_Short problem_
Pictures do not belong in the copy; quote every entry below exactly.

Dataset extract start

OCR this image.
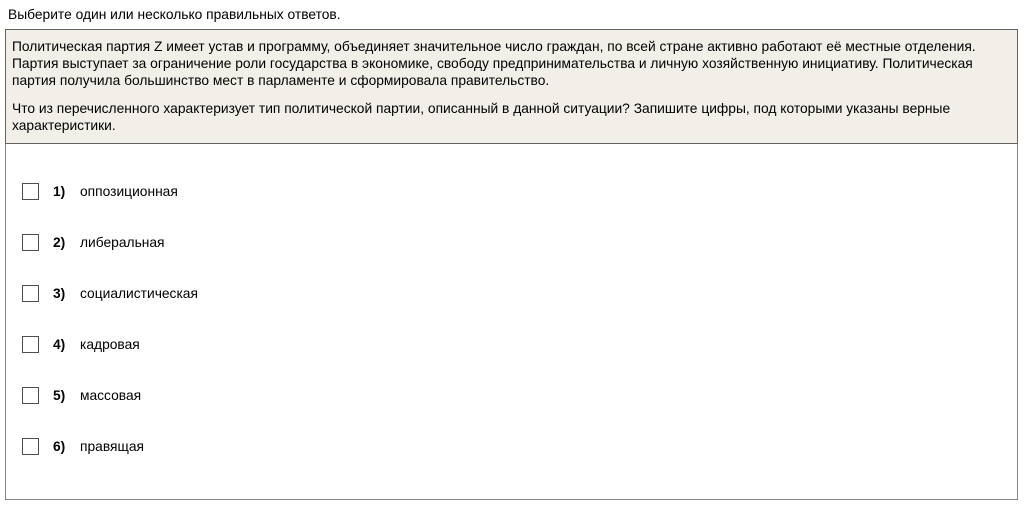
Выберите один или несколько правильных ответов.

Политическая партия Z имеет устав и программу, объединяет значительное число граждан, по всей стране активно работают её местные отделения. Партия выступает за ограничение роли государства в экономике, свободу предпринимательства и личную хозяйственную инициативу. Политическая партия получила большинство мест в парламенте и сформировала правительство.

Что из перечисленного характеризует тип политической партии, описанный в данной ситуации? Запишите цифры, под которыми указаны верные характеристики.

1) оппозиционная
2) либеральная
3) социалистическая
4) кадровая
5) массовая
6) правящая
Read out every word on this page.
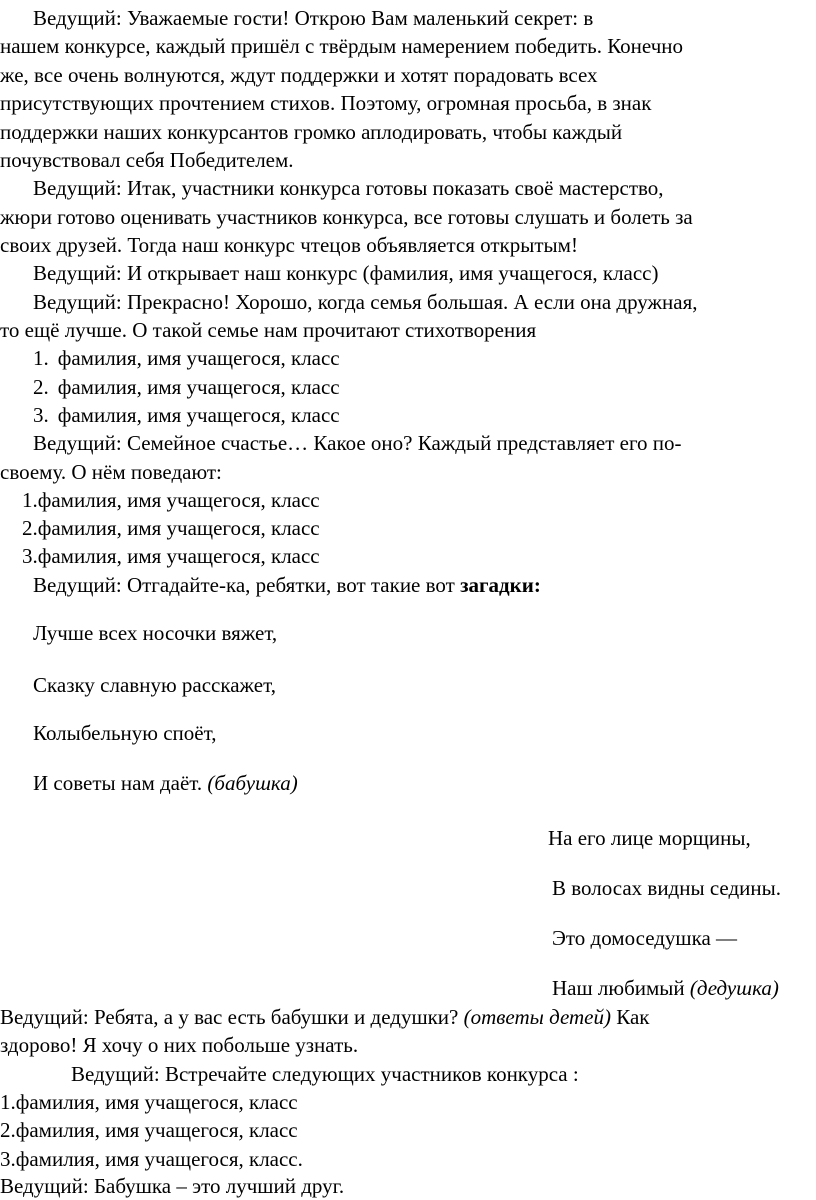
Ведущий: Уважаемые гости! Открою Вам маленький секрет: в
нашем конкурсе, каждый пришёл с твёрдым намерением победить. Конечно
же, все очень волнуются, ждут поддержки и хотят порадовать всех
присутствующих прочтением стихов. Поэтому, огромная просьба, в знак
поддержки наших конкурсантов громко аплодировать, чтобы каждый
почувствовал себя Победителем.
Ведущий: Итак, участники конкурса готовы показать своё мастерство,
жюри готово оценивать участников конкурса, все готовы слушать и болеть за
своих друзей. Тогда наш конкурс чтецов объявляется открытым!
Ведущий: И открывает наш конкурс (фамилия, имя учащегося, класс)
Ведущий: Прекрасно! Хорошо, когда семья большая. А если она дружная,
то ещё лучше. О такой семье нам прочитают стихотворения
1. фамилия, имя учащегося, класс
2. фамилия, имя учащегося, класс
3. фамилия, имя учащегося, класс
Ведущий: Семейное счастье… Какое оно? Каждый представляет его по-
своему. О нём поведают:
1.фамилия, имя учащегося, класс
2.фамилия, имя учащегося, класс
3.фамилия, имя учащегося, класс
Ведущий: Отгадайте-ка, ребятки, вот такие вот загадки:
Лучше всех носочки вяжет,
Сказку славную расскажет,
Колыбельную споёт,
И советы нам даёт. (бабушка)
На его лице морщины,
В волосах видны седины.
Это домоседушка —
Наш любимый (дедушка)
Ведущий: Ребята, а у вас есть бабушки и дедушки? (ответы детей) Как
здорово! Я хочу о них побольше узнать.
Ведущий: Встречайте следующих участников конкурса :
1.фамилия, имя учащегося, класс
2.фамилия, имя учащегося, класс
3.фамилия, имя учащегося, класс.
Ведущий: Бабушка – это лучший друг.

Dataset extract end

_Answer to this exercise_
OCR this image.
Выберите один или несколько правильных ответов.

Политическая партия Z имеет устав и программу, объединяет значительное число граждан, по всей стране активно работают её местные отделения. Партия выступает за ограничение роли государства в экономике, свободу предпринимательства и личную хозяйственную инициативу. Политическая партия получила большинство мест в парламенте и сформировала правительство.

Что из перечисленного характеризует тип политической партии, описанный в данной ситуации? Запишите цифры, под которыми указаны верные характеристики.

1) оппозиционная
2) либеральная
3) социалистическая
4) кадровая
5) массовая
6) правящая
Read out every word on this page.
Ведущий: Уважаемые гости! Открою Вам маленький секрет: в
нашем конкурсе, каждый пришёл с твёрдым намерением победить. Конечно
же, все очень волнуются, ждут поддержки и хотят порадовать всех
присутствующих прочтением стихов. Поэтому, огромная просьба, в знак
поддержки наших конкурсантов громко аплодировать, чтобы каждый
почувствовал себя Победителем.
Ведущий: Итак, участники конкурса готовы показать своё мастерство,
жюри готово оценивать участников конкурса, все готовы слушать и болеть за
своих друзей. Тогда наш конкурс чтецов объявляется открытым!
Ведущий: И открывает наш конкурс (фамилия, имя учащегося, класс)
Ведущий: Прекрасно! Хорошо, когда семья большая. А если она дружная,
то ещё лучше. О такой семье нам прочитают стихотворения
1. фамилия, имя учащегося, класс
2. фамилия, имя учащегося, класс
3. фамилия, имя учащегося, класс
Ведущий: Семейное счастье… Какое оно? Каждый представляет его по-
своему. О нём поведают:
1.фамилия, имя учащегося, класс
2.фамилия, имя учащегося, класс
3.фамилия, имя учащегося, класс
Ведущий: Отгадайте-ка, ребятки, вот такие вот загадки:
Лучше всех носочки вяжет,
Сказку славную расскажет,
Колыбельную споёт,
И советы нам даёт. (бабушка)
На его лице морщины,
В волосах видны седины.
Это домоседушка —
Наш любимый (дедушка)
Ведущий: Ребята, а у вас есть бабушки и дедушки? (ответы детей) Как
здорово! Я хочу о них побольше узнать.
Ведущий: Встречайте следующих участников конкурса :
1.фамилия, имя учащегося, класс
2.фамилия, имя учащегося, класс
3.фамилия, имя учащегося, класс.
Ведущий: Бабушка – это лучший друг.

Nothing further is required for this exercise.